## [Your objective]
Quote the listing below in its entirety, omitting every image.

## [Input for this task]

┄┄┄┄┄┄

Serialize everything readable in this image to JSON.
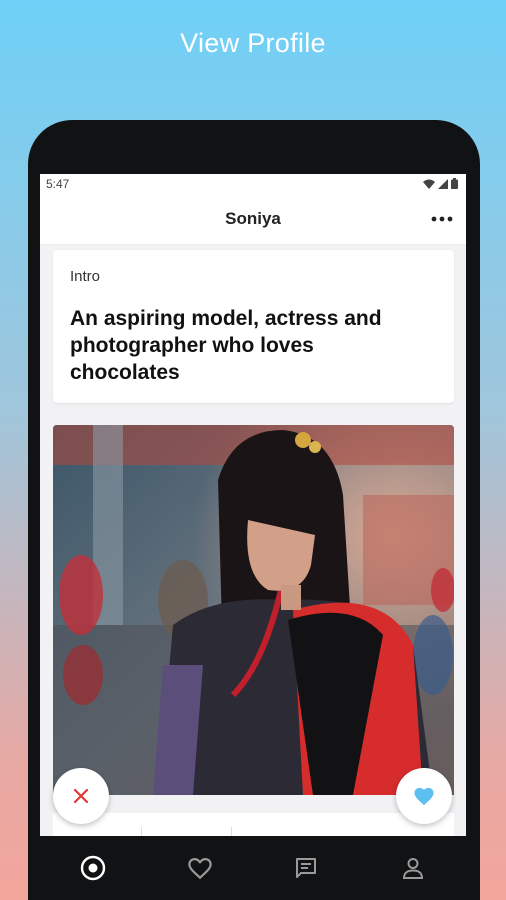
{
  "promo": {
    "title": "View Profile"
  },
  "status_bar": {
    "time": "5:47"
  },
  "app_bar": {
    "title": "Soniya"
  },
  "intro_card": {
    "label": "Intro",
    "text": "An aspiring model, actress and photographer who loves chocolates"
  },
  "icons": {
    "more": "more-horizontal-icon",
    "dislike": "close-icon",
    "like": "heart-icon",
    "nav": [
      "discover-icon",
      "heart-outline-icon",
      "chat-icon",
      "person-icon"
    ]
  },
  "colors": {
    "dislike": "#e53935",
    "like": "#5bc0f0",
    "nav_active": "#ffffff",
    "nav_inactive": "#9a9a9a"
  }
}
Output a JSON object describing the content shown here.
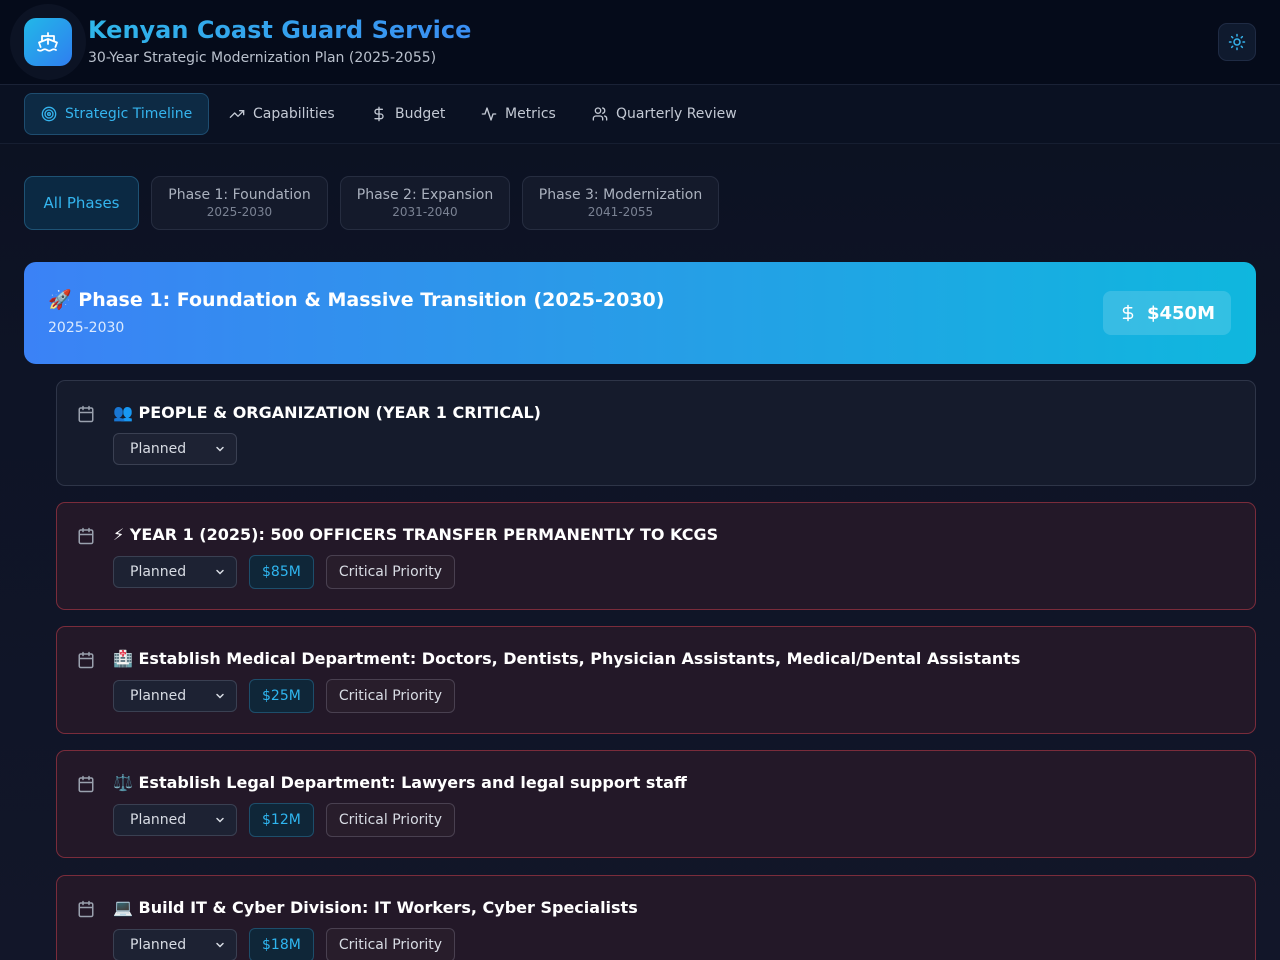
{
  "header": {
    "title": "Kenyan Coast Guard Service",
    "subtitle": "30-Year Strategic Modernization Plan (2025-2055)",
    "logo_icon": "ship-icon",
    "theme_icon": "sun-icon"
  },
  "nav": {
    "tabs": [
      {
        "label": "Strategic Timeline",
        "icon": "target-icon",
        "active": true
      },
      {
        "label": "Capabilities",
        "icon": "trending-up-icon",
        "active": false
      },
      {
        "label": "Budget",
        "icon": "dollar-icon",
        "active": false
      },
      {
        "label": "Metrics",
        "icon": "activity-icon",
        "active": false
      },
      {
        "label": "Quarterly Review",
        "icon": "users-icon",
        "active": false
      }
    ]
  },
  "phase_filter": {
    "all": "All Phases",
    "phases": [
      {
        "label": "Phase 1: Foundation",
        "years": "2025-2030"
      },
      {
        "label": "Phase 2: Expansion",
        "years": "2031-2040"
      },
      {
        "label": "Phase 3: Modernization",
        "years": "2041-2055"
      }
    ]
  },
  "phase_banner": {
    "title": "🚀 Phase 1: Foundation & Massive Transition (2025-2030)",
    "years": "2025-2030",
    "budget": "$450M"
  },
  "items": [
    {
      "title": "👥 PEOPLE & ORGANIZATION (YEAR 1 CRITICAL)",
      "status": "Planned",
      "budget": "",
      "priority": ""
    },
    {
      "title": "⚡ YEAR 1 (2025): 500 OFFICERS TRANSFER PERMANENTLY TO KCGS",
      "status": "Planned",
      "budget": "$85M",
      "priority": "Critical Priority"
    },
    {
      "title": "🏥 Establish Medical Department: Doctors, Dentists, Physician Assistants, Medical/Dental Assistants",
      "status": "Planned",
      "budget": "$25M",
      "priority": "Critical Priority"
    },
    {
      "title": "⚖️ Establish Legal Department: Lawyers and legal support staff",
      "status": "Planned",
      "budget": "$12M",
      "priority": "Critical Priority"
    },
    {
      "title": "💻 Build IT & Cyber Division: IT Workers, Cyber Specialists",
      "status": "Planned",
      "budget": "$18M",
      "priority": "Critical Priority"
    }
  ],
  "colors": {
    "accent": "#35b4ee",
    "critical_border": "#7a2c3b",
    "banner_start": "#3b82f6",
    "banner_end": "#0fb7de"
  }
}
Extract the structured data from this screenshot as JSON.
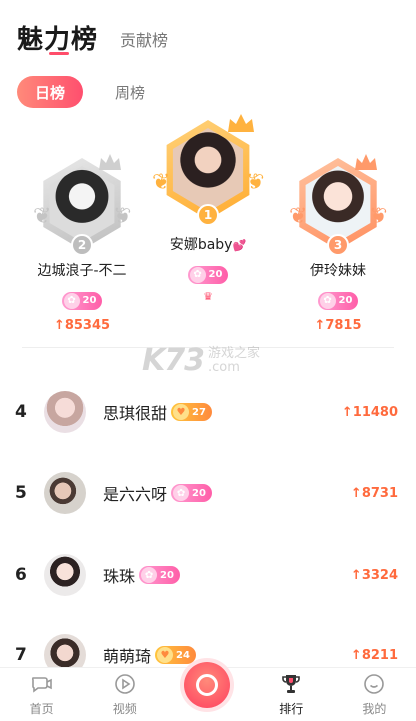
{
  "header": {
    "active_tab": "魅力榜",
    "other_tab": "贡献榜"
  },
  "period": {
    "active": "日榜",
    "other": "周榜"
  },
  "podium": [
    {
      "rank": "2",
      "name": "边城浪子-不二",
      "level": "20",
      "score": "↑85345"
    },
    {
      "rank": "1",
      "name": "安娜baby",
      "level": "20",
      "score": ""
    },
    {
      "rank": "3",
      "name": "伊玲妹妹",
      "level": "20",
      "score": "↑7815"
    }
  ],
  "watermark": {
    "logo": "K73",
    "site": "游戏之家",
    "domain": ".com"
  },
  "list": [
    {
      "rank": "4",
      "name": "思琪很甜",
      "level": "27",
      "badge": "gold",
      "score": "↑11480"
    },
    {
      "rank": "5",
      "name": "是六六呀",
      "level": "20",
      "badge": "pink",
      "score": "↑8731"
    },
    {
      "rank": "6",
      "name": "珠珠",
      "level": "20",
      "badge": "pink",
      "score": "↑3324"
    },
    {
      "rank": "7",
      "name": "萌萌琦",
      "level": "24",
      "badge": "gold",
      "score": "↑8211"
    }
  ],
  "nav": [
    {
      "label": "首页",
      "icon": "chat-bubble-icon"
    },
    {
      "label": "视频",
      "icon": "play-circle-icon"
    },
    {
      "label": "排行",
      "icon": "trophy-icon"
    },
    {
      "label": "我的",
      "icon": "smile-face-icon"
    }
  ],
  "colors": {
    "accent": "#ff4f6e",
    "score": "#ff6a3d",
    "gold": "#ffb23f",
    "silver": "#c9c9c9",
    "bronze": "#ff9a6a"
  }
}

┄┄┄┄┄┄

## [Complete answer]
Serialize everything readable in this image to JSON.
{
  "promo": {
    "title": "View Profile"
  },
  "status_bar": {
    "time": "5:47"
  },
  "app_bar": {
    "title": "Soniya"
  },
  "intro_card": {
    "label": "Intro",
    "text": "An aspiring model, actress and photographer who loves chocolates"
  },
  "icons": {
    "more": "more-horizontal-icon",
    "dislike": "close-icon",
    "like": "heart-icon",
    "nav": [
      "discover-icon",
      "heart-outline-icon",
      "chat-icon",
      "person-icon"
    ]
  },
  "colors": {
    "dislike": "#e53935",
    "like": "#5bc0f0",
    "nav_active": "#ffffff",
    "nav_inactive": "#9a9a9a"
  }
}
Output a JSON object describing the content shown here.
{
  "header": {
    "title": "Kenyan Coast Guard Service",
    "subtitle": "30-Year Strategic Modernization Plan (2025-2055)",
    "logo_icon": "ship-icon",
    "theme_icon": "sun-icon"
  },
  "nav": {
    "tabs": [
      {
        "label": "Strategic Timeline",
        "icon": "target-icon",
        "active": true
      },
      {
        "label": "Capabilities",
        "icon": "trending-up-icon",
        "active": false
      },
      {
        "label": "Budget",
        "icon": "dollar-icon",
        "active": false
      },
      {
        "label": "Metrics",
        "icon": "activity-icon",
        "active": false
      },
      {
        "label": "Quarterly Review",
        "icon": "users-icon",
        "active": false
      }
    ]
  },
  "phase_filter": {
    "all": "All Phases",
    "phases": [
      {
        "label": "Phase 1: Foundation",
        "years": "2025-2030"
      },
      {
        "label": "Phase 2: Expansion",
        "years": "2031-2040"
      },
      {
        "label": "Phase 3: Modernization",
        "years": "2041-2055"
      }
    ]
  },
  "phase_banner": {
    "title": "🚀 Phase 1: Foundation & Massive Transition (2025-2030)",
    "years": "2025-2030",
    "budget": "$450M"
  },
  "items": [
    {
      "title": "👥 PEOPLE & ORGANIZATION (YEAR 1 CRITICAL)",
      "status": "Planned",
      "budget": "",
      "priority": ""
    },
    {
      "title": "⚡ YEAR 1 (2025): 500 OFFICERS TRANSFER PERMANENTLY TO KCGS",
      "status": "Planned",
      "budget": "$85M",
      "priority": "Critical Priority"
    },
    {
      "title": "🏥 Establish Medical Department: Doctors, Dentists, Physician Assistants, Medical/Dental Assistants",
      "status": "Planned",
      "budget": "$25M",
      "priority": "Critical Priority"
    },
    {
      "title": "⚖️ Establish Legal Department: Lawyers and legal support staff",
      "status": "Planned",
      "budget": "$12M",
      "priority": "Critical Priority"
    },
    {
      "title": "💻 Build IT & Cyber Division: IT Workers, Cyber Specialists",
      "status": "Planned",
      "budget": "$18M",
      "priority": "Critical Priority"
    }
  ],
  "colors": {
    "accent": "#35b4ee",
    "critical_border": "#7a2c3b",
    "banner_start": "#3b82f6",
    "banner_end": "#0fb7de"
  }
}
Extract the structured data from this screenshot as JSON.
{
  "header": {
    "active_tab": "魅力榜",
    "other_tab": "贡献榜"
  },
  "period": {
    "active": "日榜",
    "other": "周榜"
  },
  "podium": [
    {
      "rank": "2",
      "name": "边城浪子-不二",
      "level": "20",
      "score": "↑85345"
    },
    {
      "rank": "1",
      "name": "安娜baby",
      "level": "20",
      "score": ""
    },
    {
      "rank": "3",
      "name": "伊玲妹妹",
      "level": "20",
      "score": "↑7815"
    }
  ],
  "watermark": {
    "logo": "K73",
    "site": "游戏之家",
    "domain": ".com"
  },
  "list": [
    {
      "rank": "4",
      "name": "思琪很甜",
      "level": "27",
      "badge": "gold",
      "score": "↑11480"
    },
    {
      "rank": "5",
      "name": "是六六呀",
      "level": "20",
      "badge": "pink",
      "score": "↑8731"
    },
    {
      "rank": "6",
      "name": "珠珠",
      "level": "20",
      "badge": "pink",
      "score": "↑3324"
    },
    {
      "rank": "7",
      "name": "萌萌琦",
      "level": "24",
      "badge": "gold",
      "score": "↑8211"
    }
  ],
  "nav": [
    {
      "label": "首页",
      "icon": "chat-bubble-icon"
    },
    {
      "label": "视频",
      "icon": "play-circle-icon"
    },
    {
      "label": "排行",
      "icon": "trophy-icon"
    },
    {
      "label": "我的",
      "icon": "smile-face-icon"
    }
  ],
  "colors": {
    "accent": "#ff4f6e",
    "score": "#ff6a3d",
    "gold": "#ffb23f",
    "silver": "#c9c9c9",
    "bronze": "#ff9a6a"
  }
}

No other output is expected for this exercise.